:: ФРАГМЕНТ ТЕКСТА ::
:::::

В связи с пандемией новосибирские театры хором встали на паузу. Но паузе этой предшествовал очень яркий аккорд — премьера спектакля «Цемент» в «Старом доме». Выбор почти столетнего советского романа о восстановлении Новороссийского цементного завода странен, казалось бы, для модернистского театра (а «Старый дом» именно таков). Но из эскиза, представленного Никитой Бетехтиным два года назад на лаборатории «Актуальный театр», это зрелище родилось не случайно. Потому как сценическая вселенная «Цемента» создана целым сообществом творцов. Причем соавторство их изначально виртуально — между ними многие годы.

Первый — это, конечно, Федор Гладков. Со стилистической принадлежностью его романа даже филологи до сих пор не определились — то ли это индустриальный романтизм, то ли соцреализм. Во-вторых, Хайнер Мюллер —  немецкий драматург, переложивший бетонную глыбу гладковского романа на язык театра. Театра брехтовского типа. Очень метафоричного, очень всемирного и… очень немецкого.

:::::

:: Записи о рамках элементов изображения ::
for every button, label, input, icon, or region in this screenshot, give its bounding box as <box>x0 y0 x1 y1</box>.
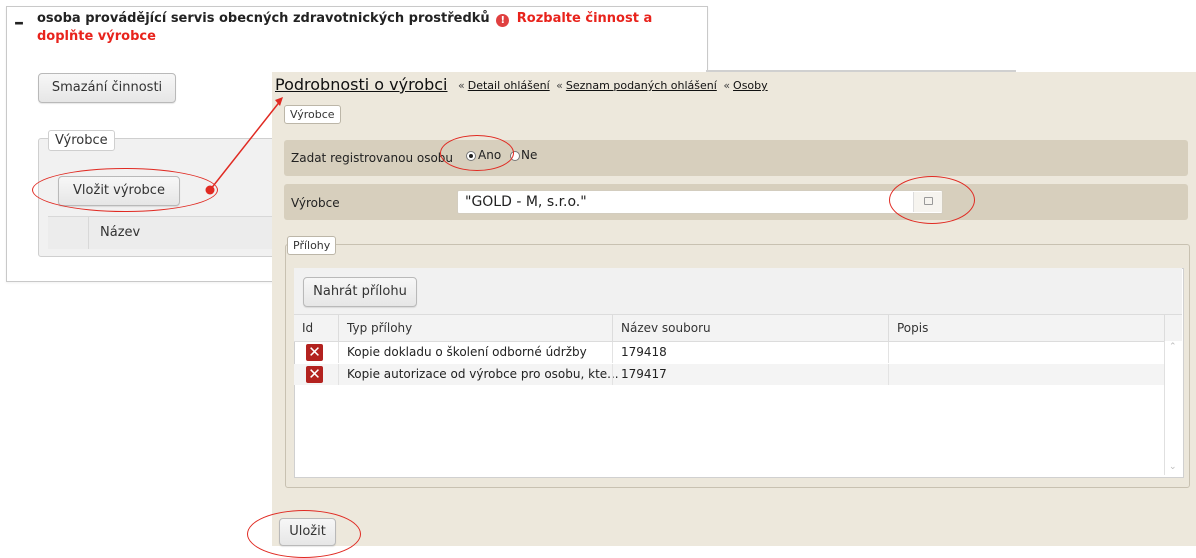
column-description[interactable]: Popis <box>897 321 928 335</box>
upload-attachment-button[interactable]: Nahrát přílohu <box>303 277 417 307</box>
column-filename[interactable]: Název souboru <box>621 321 711 335</box>
manufacturer-label: Výrobce <box>291 196 340 210</box>
annotation-ellipse-save <box>247 510 361 558</box>
annotation-ellipse-insert <box>32 168 218 212</box>
dialog-title: Podrobnosti o výrobci <box>275 75 448 94</box>
table-header-name[interactable]: Název <box>100 225 140 240</box>
manufacturer-fieldset-legend: Výrobce <box>284 105 341 124</box>
manufacturer-table-header: Název <box>48 216 288 249</box>
attachments-toolbar <box>294 268 1182 315</box>
attachments-grid-header: Id Typ přílohy Název souboru Popis <box>294 315 1182 342</box>
scroll-up-icon[interactable]: ⌃ <box>1169 342 1177 352</box>
activity-header: osoba provádějící servis obecných zdravo… <box>37 10 697 46</box>
table-header-cell <box>48 217 89 249</box>
breadcrumb-separator: « <box>723 79 731 92</box>
scroll-down-icon[interactable]: ⌄ <box>1169 462 1177 472</box>
breadcrumb: «Detail ohlášení «Seznam podaných ohláše… <box>455 79 768 92</box>
delete-icon[interactable]: ✕ <box>306 366 323 383</box>
activity-title: osoba provádějící servis obecných zdravo… <box>37 11 490 26</box>
attachment-type: Kopie autorizace od výrobce pro osobu, k… <box>347 367 619 381</box>
manufacturer-value: "GOLD - M, s.r.o." <box>465 194 587 210</box>
delete-activity-button[interactable]: Smazání činnosti <box>38 73 176 103</box>
registered-person-label: Zadat registrovanou osobu <box>291 151 454 165</box>
manufacturer-input[interactable]: "GOLD - M, s.r.o." <box>457 190 943 214</box>
collapse-toggle[interactable]: – <box>14 10 24 34</box>
column-type[interactable]: Typ přílohy <box>347 321 412 335</box>
manufacturer-fieldset-legend: Výrobce <box>48 130 115 151</box>
attachments-legend: Přílohy <box>287 236 337 255</box>
warning-icon: ! <box>496 14 510 27</box>
delete-icon[interactable]: ✕ <box>306 344 323 361</box>
attachment-file: 179418 <box>621 345 667 359</box>
annotation-ellipse-lookup <box>889 176 975 224</box>
table-row[interactable]: ✕ Kopie autorizace od výrobce pro osobu,… <box>294 364 1164 385</box>
breadcrumb-separator: « <box>458 79 465 92</box>
column-id[interactable]: Id <box>302 321 313 335</box>
radio-ne-label[interactable]: Ne <box>521 148 537 162</box>
breadcrumb-osoby[interactable]: Osoby <box>733 79 768 92</box>
breadcrumb-detail-ohlaseni[interactable]: Detail ohlášení <box>468 79 550 92</box>
breadcrumb-separator: « <box>556 79 563 92</box>
breadcrumb-seznam-ohlaseni[interactable]: Seznam podaných ohlášení <box>566 79 717 92</box>
table-row[interactable]: ✕ Kopie dokladu o školení odborné údržby… <box>294 342 1164 363</box>
attachment-file: 179417 <box>621 367 667 381</box>
attachment-type: Kopie dokladu o školení odborné údržby <box>347 345 587 359</box>
annotation-ellipse-ano <box>440 135 514 171</box>
grid-scrollbar[interactable]: ⌃ ⌄ <box>1164 341 1182 475</box>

:::::

:: ЧТО СДЕЛАТЬ ::
Обновите часть текста о спектакле «Цемент» начиная со слов «В связи с пандемией» и заканчивая словами «ними многие годы.» включительно, заменив «эскиза» на «наброска». Записи представляют собой отдельный материал.

:: ВЫПОЛНЕННОЕ ЗАДАНИЕ ::
В связи с пандемией новосибирские театры хором встали на паузу. Но паузе этой предшествовал очень яркий аккорд — премьера спектакля «Цемент» в «Старом доме». Выбор почти столетнего советского романа о восстановлении Новороссийского цементного завода странен, казалось бы, для модернистского театра (а «Старый дом» именно таков). Но из наброска, представленного Никитой Бетехтиным два года назад на лаборатории «Актуальный театр», это зрелище родилось не случайно. Потому как сценическая вселенная «Цемента» создана целым сообществом творцов. Причем соавторство их изначально виртуально — между ними многие годы.